┌─ Passage for review

A greater adhesiveness and overall durability permitted rougher handling of the adhesive. In vitro data showed greater persistence of the clot allowing for better healing. The surgical adhesive was a good tissue filler in the plastic reconstructive aspects of ear surgery. A lower viscosity material (such as found in formulations without the collagen) could not be used to adequately hold a meatoplasty with packing.

[83]

The surgical adhesive was much easier and quicker to prepare than current AFG formulations, especially when plasma was used instead of cryoprecipitate as in Phase II of the Clinical Trials. In fact, the surgical adhesive was prepared in the OR as the patient was undergoing anesthesia, unlike current AFG formulations which require overnight processing. The surgical adhesive used far less of the patient's blood than current AFG formulations, which require at least about 40 to 80 cc. In contrast, only 5 cc of plasma were required for quantities sufficient for middle ear surgery with bone and/or soft tissue reconstruction. A topical antimicrobial agent can be added to the surgical adhesive for percutaneous or external flap closure or augmentation.

└─
┌─ Entries shown

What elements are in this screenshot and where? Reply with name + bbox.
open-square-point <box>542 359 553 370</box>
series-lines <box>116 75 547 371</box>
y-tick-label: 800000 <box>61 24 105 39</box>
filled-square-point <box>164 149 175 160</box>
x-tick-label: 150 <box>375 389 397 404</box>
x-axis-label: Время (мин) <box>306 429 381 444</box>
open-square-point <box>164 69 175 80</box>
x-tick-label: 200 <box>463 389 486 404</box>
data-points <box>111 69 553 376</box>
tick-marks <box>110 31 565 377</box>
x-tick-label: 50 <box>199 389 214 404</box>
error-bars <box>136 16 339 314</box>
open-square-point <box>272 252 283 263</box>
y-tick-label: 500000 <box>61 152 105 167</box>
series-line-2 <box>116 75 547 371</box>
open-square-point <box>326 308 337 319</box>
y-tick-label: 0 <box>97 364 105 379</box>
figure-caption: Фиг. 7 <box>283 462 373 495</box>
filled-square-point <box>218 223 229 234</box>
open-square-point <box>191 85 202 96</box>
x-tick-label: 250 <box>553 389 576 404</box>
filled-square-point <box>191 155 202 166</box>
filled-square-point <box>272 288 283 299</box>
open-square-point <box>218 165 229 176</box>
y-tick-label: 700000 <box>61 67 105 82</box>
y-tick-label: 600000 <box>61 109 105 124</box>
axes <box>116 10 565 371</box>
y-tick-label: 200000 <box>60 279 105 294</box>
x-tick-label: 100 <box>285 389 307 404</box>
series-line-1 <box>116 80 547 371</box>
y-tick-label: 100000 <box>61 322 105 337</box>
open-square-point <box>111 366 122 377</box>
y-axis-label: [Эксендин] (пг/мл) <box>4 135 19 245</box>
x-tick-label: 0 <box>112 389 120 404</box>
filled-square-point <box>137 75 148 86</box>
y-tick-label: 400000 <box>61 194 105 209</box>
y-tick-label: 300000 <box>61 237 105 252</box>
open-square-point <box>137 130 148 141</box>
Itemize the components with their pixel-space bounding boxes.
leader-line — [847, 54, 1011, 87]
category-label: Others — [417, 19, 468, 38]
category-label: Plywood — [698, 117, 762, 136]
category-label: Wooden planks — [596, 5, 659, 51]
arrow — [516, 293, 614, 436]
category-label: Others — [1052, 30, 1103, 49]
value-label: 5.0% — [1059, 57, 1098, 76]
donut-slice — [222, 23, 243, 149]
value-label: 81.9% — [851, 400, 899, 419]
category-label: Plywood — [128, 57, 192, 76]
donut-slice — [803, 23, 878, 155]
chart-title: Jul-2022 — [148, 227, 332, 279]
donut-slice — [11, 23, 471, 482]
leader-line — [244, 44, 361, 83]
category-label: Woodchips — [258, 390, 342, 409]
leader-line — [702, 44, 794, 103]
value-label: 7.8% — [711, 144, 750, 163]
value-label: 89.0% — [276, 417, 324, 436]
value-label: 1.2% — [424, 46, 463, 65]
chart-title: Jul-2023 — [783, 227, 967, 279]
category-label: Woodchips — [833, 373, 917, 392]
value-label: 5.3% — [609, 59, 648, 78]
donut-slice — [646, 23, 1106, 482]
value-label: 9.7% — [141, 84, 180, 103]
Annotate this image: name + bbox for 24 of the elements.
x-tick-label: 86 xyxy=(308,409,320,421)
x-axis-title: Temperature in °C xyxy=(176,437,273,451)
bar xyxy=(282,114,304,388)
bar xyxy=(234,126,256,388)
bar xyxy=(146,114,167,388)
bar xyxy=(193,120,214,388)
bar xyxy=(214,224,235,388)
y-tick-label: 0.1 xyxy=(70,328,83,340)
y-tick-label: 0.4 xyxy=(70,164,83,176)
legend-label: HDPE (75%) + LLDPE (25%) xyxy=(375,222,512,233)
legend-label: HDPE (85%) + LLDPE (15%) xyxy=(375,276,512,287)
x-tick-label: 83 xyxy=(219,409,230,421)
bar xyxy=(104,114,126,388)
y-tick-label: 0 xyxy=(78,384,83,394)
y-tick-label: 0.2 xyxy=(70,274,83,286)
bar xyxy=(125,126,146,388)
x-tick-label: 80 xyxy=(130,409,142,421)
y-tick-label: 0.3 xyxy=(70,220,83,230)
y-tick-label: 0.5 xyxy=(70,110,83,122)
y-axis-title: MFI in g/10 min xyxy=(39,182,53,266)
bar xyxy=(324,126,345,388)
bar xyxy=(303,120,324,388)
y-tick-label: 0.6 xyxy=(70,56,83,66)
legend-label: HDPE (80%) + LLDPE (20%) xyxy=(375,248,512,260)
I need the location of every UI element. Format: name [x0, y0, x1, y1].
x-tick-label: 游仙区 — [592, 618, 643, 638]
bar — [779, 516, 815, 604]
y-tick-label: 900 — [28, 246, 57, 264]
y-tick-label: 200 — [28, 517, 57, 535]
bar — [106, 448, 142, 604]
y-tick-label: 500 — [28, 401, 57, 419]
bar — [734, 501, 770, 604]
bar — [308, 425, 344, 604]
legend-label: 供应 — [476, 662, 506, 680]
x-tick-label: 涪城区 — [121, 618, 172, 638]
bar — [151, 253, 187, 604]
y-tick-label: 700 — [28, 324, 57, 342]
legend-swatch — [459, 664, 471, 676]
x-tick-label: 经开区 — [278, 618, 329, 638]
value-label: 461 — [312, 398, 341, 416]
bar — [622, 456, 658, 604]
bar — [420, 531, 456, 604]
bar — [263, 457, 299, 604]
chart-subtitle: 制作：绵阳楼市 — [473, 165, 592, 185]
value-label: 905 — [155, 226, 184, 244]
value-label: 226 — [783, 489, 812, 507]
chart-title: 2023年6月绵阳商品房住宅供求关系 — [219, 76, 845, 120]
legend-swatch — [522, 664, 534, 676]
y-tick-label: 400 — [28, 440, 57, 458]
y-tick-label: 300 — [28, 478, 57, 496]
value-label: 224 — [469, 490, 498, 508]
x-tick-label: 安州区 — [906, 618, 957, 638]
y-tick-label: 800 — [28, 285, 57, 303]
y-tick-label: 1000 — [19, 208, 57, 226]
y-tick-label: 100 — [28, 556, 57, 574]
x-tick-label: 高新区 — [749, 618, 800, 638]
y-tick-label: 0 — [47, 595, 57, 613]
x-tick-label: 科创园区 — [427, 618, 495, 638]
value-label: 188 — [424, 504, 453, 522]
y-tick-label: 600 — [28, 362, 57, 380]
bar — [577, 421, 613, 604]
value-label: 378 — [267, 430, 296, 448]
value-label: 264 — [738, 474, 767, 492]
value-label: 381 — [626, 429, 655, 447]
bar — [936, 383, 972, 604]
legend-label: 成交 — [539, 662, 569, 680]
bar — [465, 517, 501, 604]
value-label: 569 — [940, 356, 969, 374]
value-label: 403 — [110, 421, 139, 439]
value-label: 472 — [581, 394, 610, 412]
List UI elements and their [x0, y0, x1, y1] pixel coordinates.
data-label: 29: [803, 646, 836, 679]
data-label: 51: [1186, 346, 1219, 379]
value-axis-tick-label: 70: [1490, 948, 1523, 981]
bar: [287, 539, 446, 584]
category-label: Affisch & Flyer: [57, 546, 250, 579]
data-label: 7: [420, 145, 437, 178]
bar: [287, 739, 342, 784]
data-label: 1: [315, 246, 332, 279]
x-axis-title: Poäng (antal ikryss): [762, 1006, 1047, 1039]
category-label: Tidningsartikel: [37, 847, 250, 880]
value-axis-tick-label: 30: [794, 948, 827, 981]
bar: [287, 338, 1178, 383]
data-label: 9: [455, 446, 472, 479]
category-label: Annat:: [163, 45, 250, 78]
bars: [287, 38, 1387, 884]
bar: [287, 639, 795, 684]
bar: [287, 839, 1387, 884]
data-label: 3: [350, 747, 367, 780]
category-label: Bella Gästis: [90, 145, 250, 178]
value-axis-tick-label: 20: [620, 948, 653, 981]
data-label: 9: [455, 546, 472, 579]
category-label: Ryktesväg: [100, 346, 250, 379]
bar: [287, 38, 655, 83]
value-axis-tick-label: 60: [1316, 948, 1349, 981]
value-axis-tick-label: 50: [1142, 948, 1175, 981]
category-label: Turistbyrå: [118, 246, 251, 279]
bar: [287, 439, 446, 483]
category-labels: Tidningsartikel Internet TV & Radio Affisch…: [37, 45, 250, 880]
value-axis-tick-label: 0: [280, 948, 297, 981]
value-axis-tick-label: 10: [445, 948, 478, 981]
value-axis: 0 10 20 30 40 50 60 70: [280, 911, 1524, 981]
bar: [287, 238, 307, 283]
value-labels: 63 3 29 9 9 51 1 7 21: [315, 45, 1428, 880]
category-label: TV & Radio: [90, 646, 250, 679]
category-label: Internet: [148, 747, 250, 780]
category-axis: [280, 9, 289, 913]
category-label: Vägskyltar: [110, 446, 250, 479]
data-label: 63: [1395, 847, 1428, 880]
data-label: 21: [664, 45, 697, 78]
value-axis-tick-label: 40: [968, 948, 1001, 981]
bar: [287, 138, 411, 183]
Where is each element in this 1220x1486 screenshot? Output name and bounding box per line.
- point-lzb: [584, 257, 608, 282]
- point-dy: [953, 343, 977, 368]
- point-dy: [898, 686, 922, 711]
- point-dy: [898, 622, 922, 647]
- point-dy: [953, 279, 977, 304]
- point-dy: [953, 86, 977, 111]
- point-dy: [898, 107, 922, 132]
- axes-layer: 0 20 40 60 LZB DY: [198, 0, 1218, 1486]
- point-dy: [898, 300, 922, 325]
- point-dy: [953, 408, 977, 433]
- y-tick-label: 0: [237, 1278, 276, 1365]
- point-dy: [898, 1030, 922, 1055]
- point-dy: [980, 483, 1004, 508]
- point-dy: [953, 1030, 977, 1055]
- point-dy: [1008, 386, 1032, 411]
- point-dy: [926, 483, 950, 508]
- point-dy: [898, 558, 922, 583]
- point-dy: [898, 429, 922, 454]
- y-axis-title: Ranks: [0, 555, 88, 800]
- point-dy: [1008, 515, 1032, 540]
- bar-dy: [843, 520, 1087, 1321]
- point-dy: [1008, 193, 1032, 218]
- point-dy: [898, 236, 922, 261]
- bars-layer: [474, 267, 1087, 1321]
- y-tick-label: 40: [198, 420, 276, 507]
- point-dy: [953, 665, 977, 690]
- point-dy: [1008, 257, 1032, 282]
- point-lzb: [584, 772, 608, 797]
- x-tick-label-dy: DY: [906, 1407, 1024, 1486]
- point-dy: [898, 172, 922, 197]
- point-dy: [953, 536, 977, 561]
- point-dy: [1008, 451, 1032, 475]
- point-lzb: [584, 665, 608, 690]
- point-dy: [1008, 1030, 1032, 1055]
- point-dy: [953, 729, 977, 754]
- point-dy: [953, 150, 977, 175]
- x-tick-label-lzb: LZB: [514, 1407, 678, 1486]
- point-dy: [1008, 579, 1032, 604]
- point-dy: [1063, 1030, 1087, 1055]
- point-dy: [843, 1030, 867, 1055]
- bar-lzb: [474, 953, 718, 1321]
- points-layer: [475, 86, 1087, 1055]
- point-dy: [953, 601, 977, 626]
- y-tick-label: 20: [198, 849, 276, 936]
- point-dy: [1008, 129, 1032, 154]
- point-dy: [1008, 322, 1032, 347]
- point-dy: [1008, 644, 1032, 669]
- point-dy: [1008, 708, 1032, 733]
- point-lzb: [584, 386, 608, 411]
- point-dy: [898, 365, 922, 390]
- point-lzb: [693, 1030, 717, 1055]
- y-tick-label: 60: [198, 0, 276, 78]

└─

-- What is expected --
Carry on the passage about the surgical adhesive, starting after its final sentence on the topical antimicrobial agent.

-- Answer to this exercise --
[84]

All publications and patent applications mentioned in this specification are indicative of the level of skill of those skilled in the art to which this invention pertains. All publications and patent applications are herein incorporated by reference to the same extent as if each individual publication or patent application was specifically and individually indicated to be incorporated by reference.

[85]

The invention now being fully described, it will be apparent to one of ordinary skill in the art that many changes and modifications can be made thereto without departing from the spirit or scope of the appended claims.



[86]

The present invention provides a surgical adhesive comprising, in an aqueous composition, patient autogenous plasma, collagen, thrombin, and optionally, an antifibrinolytic agent. The present adhesive is formed from the patient's plasma without the use of any added reagents for concentration or isolation of the fibrinogen. Conveniently, the adhesive is formulated as a two-part composition which is mixed together just prior to use.



1. A surgical adhesive useful in treating a patient comprising in an aqueous composition: (a) plasma from said patient; (b) collagen in an amount sufficient to thicken said composition; and (c) thrombin in an amount sufficient to catalyze polymerization of fibrinogen present in said plasma to produce a clot.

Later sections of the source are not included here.